Dataset entries

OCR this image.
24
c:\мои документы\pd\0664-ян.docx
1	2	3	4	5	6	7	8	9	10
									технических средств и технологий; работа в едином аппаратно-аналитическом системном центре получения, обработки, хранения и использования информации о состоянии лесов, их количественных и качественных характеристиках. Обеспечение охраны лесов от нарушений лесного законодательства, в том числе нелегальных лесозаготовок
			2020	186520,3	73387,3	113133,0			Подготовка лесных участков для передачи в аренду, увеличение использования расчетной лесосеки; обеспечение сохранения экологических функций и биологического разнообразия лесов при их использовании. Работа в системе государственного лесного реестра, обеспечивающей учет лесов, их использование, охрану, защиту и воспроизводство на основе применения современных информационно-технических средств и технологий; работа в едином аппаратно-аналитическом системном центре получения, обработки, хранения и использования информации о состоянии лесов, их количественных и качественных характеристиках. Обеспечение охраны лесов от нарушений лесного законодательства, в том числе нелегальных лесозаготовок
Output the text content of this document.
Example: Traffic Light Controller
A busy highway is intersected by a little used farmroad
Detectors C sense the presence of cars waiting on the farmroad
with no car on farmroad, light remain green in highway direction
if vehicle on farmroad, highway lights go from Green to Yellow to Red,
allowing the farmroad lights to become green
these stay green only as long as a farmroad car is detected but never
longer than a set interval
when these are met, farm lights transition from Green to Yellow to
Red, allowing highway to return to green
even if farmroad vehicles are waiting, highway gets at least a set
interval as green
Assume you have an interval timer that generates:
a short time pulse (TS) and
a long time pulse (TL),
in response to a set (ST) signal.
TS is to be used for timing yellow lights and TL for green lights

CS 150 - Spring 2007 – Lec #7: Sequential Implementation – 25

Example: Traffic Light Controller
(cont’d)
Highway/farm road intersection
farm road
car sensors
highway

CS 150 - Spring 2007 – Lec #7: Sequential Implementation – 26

Aim of the exercise: Provide an exact reproduction of all the entries shown above.

Complete response:
OCR this image.
24
c:\мои документы\pd\0664-ян.docx
1	2	3	4	5	6	7	8	9	10
									технических средств и технологий; работа в едином аппаратно-аналитическом системном центре получения, обработки, хранения и использования информации о состоянии лесов, их количественных и качественных характеристиках. Обеспечение охраны лесов от нарушений лесного законодательства, в том числе нелегальных лесозаготовок
			2020	186520,3	73387,3	113133,0			Подготовка лесных участков для передачи в аренду, увеличение использования расчетной лесосеки; обеспечение сохранения экологических функций и биологического разнообразия лесов при их использовании. Работа в системе государственного лесного реестра, обеспечивающей учет лесов, их использование, охрану, защиту и воспроизводство на основе применения современных информационно-технических средств и технологий; работа в едином аппаратно-аналитическом системном центре получения, обработки, хранения и использования информации о состоянии лесов, их количественных и качественных характеристиках. Обеспечение охраны лесов от нарушений лесного законодательства, в том числе нелегальных лесозаготовок
Output the text content of this document.
Example: Traffic Light Controller
A busy highway is intersected by a little used farmroad
Detectors C sense the presence of cars waiting on the farmroad
with no car on farmroad, light remain green in highway direction
if vehicle on farmroad, highway lights go from Green to Yellow to Red,
allowing the farmroad lights to become green
these stay green only as long as a farmroad car is detected but never
longer than a set interval
when these are met, farm lights transition from Green to Yellow to
Red, allowing highway to return to green
even if farmroad vehicles are waiting, highway gets at least a set
interval as green
Assume you have an interval timer that generates:
a short time pulse (TS) and
a long time pulse (TL),
in response to a set (ST) signal.
TS is to be used for timing yellow lights and TL for green lights

CS 150 - Spring 2007 – Lec #7: Sequential Implementation – 25

Example: Traffic Light Controller
(cont’d)
Highway/farm road intersection
farm road
car sensors
highway

CS 150 - Spring 2007 – Lec #7: Sequential Implementation – 26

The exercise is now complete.